** BEGIN Task input **

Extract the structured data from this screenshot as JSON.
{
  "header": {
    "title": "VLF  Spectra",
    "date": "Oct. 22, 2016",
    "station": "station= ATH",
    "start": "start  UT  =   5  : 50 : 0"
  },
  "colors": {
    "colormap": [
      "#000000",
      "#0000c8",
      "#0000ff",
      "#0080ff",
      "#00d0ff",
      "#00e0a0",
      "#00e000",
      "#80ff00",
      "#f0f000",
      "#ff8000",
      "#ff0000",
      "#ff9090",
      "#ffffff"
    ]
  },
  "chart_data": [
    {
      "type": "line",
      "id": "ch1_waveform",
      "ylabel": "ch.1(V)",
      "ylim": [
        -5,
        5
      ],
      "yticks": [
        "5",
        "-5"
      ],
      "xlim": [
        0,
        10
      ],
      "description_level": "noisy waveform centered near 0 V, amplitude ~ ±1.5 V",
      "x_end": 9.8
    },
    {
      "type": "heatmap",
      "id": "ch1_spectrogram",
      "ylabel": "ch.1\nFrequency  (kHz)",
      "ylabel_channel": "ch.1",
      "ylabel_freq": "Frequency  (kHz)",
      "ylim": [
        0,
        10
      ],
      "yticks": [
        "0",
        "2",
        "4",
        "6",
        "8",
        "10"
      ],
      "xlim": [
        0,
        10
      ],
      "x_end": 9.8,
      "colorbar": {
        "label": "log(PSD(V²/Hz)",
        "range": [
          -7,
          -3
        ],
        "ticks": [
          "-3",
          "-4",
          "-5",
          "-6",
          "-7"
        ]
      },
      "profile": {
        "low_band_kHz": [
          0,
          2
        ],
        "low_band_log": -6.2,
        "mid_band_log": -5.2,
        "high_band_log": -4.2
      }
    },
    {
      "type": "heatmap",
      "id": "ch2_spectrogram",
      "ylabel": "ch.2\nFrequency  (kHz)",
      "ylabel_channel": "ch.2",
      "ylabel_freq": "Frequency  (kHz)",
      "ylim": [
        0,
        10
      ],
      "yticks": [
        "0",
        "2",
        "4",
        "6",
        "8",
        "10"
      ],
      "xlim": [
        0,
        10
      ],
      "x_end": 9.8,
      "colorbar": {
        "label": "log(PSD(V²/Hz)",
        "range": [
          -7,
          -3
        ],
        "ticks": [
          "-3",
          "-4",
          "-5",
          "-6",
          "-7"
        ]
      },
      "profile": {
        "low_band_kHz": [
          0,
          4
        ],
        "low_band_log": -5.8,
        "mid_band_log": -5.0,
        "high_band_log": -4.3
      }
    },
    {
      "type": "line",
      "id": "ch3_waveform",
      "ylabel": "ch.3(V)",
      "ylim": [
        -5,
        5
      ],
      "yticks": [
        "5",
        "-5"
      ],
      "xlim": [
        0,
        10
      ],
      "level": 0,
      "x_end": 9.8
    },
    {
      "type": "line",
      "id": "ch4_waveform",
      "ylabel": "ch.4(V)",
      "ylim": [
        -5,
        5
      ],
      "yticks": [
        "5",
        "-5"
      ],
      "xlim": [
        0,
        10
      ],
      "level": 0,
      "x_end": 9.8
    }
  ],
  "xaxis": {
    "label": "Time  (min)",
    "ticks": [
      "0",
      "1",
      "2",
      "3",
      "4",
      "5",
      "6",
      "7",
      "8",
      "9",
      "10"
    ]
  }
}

** END Task input **

### Task to complete
Repeat every record exactly as written, please.

### Solution to this exercise
Extract the structured data from this screenshot as JSON.
{
  "header": {
    "title": "VLF  Spectra",
    "date": "Oct. 22, 2016",
    "station": "station= ATH",
    "start": "start  UT  =   5  : 50 : 0"
  },
  "colors": {
    "colormap": [
      "#000000",
      "#0000c8",
      "#0000ff",
      "#0080ff",
      "#00d0ff",
      "#00e0a0",
      "#00e000",
      "#80ff00",
      "#f0f000",
      "#ff8000",
      "#ff0000",
      "#ff9090",
      "#ffffff"
    ]
  },
  "chart_data": [
    {
      "type": "line",
      "id": "ch1_waveform",
      "ylabel": "ch.1(V)",
      "ylim": [
        -5,
        5
      ],
      "yticks": [
        "5",
        "-5"
      ],
      "xlim": [
        0,
        10
      ],
      "description_level": "noisy waveform centered near 0 V, amplitude ~ ±1.5 V",
      "x_end": 9.8
    },
    {
      "type": "heatmap",
      "id": "ch1_spectrogram",
      "ylabel": "ch.1\nFrequency  (kHz)",
      "ylabel_channel": "ch.1",
      "ylabel_freq": "Frequency  (kHz)",
      "ylim": [
        0,
        10
      ],
      "yticks": [
        "0",
        "2",
        "4",
        "6",
        "8",
        "10"
      ],
      "xlim": [
        0,
        10
      ],
      "x_end": 9.8,
      "colorbar": {
        "label": "log(PSD(V²/Hz)",
        "range": [
          -7,
          -3
        ],
        "ticks": [
          "-3",
          "-4",
          "-5",
          "-6",
          "-7"
        ]
      },
      "profile": {
        "low_band_kHz": [
          0,
          2
        ],
        "low_band_log": -6.2,
        "mid_band_log": -5.2,
        "high_band_log": -4.2
      }
    },
    {
      "type": "heatmap",
      "id": "ch2_spectrogram",
      "ylabel": "ch.2\nFrequency  (kHz)",
      "ylabel_channel": "ch.2",
      "ylabel_freq": "Frequency  (kHz)",
      "ylim": [
        0,
        10
      ],
      "yticks": [
        "0",
        "2",
        "4",
        "6",
        "8",
        "10"
      ],
      "xlim": [
        0,
        10
      ],
      "x_end": 9.8,
      "colorbar": {
        "label": "log(PSD(V²/Hz)",
        "range": [
          -7,
          -3
        ],
        "ticks": [
          "-3",
          "-4",
          "-5",
          "-6",
          "-7"
        ]
      },
      "profile": {
        "low_band_kHz": [
          0,
          4
        ],
        "low_band_log": -5.8,
        "mid_band_log": -5.0,
        "high_band_log": -4.3
      }
    },
    {
      "type": "line",
      "id": "ch3_waveform",
      "ylabel": "ch.3(V)",
      "ylim": [
        -5,
        5
      ],
      "yticks": [
        "5",
        "-5"
      ],
      "xlim": [
        0,
        10
      ],
      "level": 0,
      "x_end": 9.8
    },
    {
      "type": "line",
      "id": "ch4_waveform",
      "ylabel": "ch.4(V)",
      "ylim": [
        -5,
        5
      ],
      "yticks": [
        "5",
        "-5"
      ],
      "xlim": [
        0,
        10
      ],
      "level": 0,
      "x_end": 9.8
    }
  ],
  "xaxis": {
    "label": "Time  (min)",
    "ticks": [
      "0",
      "1",
      "2",
      "3",
      "4",
      "5",
      "6",
      "7",
      "8",
      "9",
      "10"
    ]
  }
}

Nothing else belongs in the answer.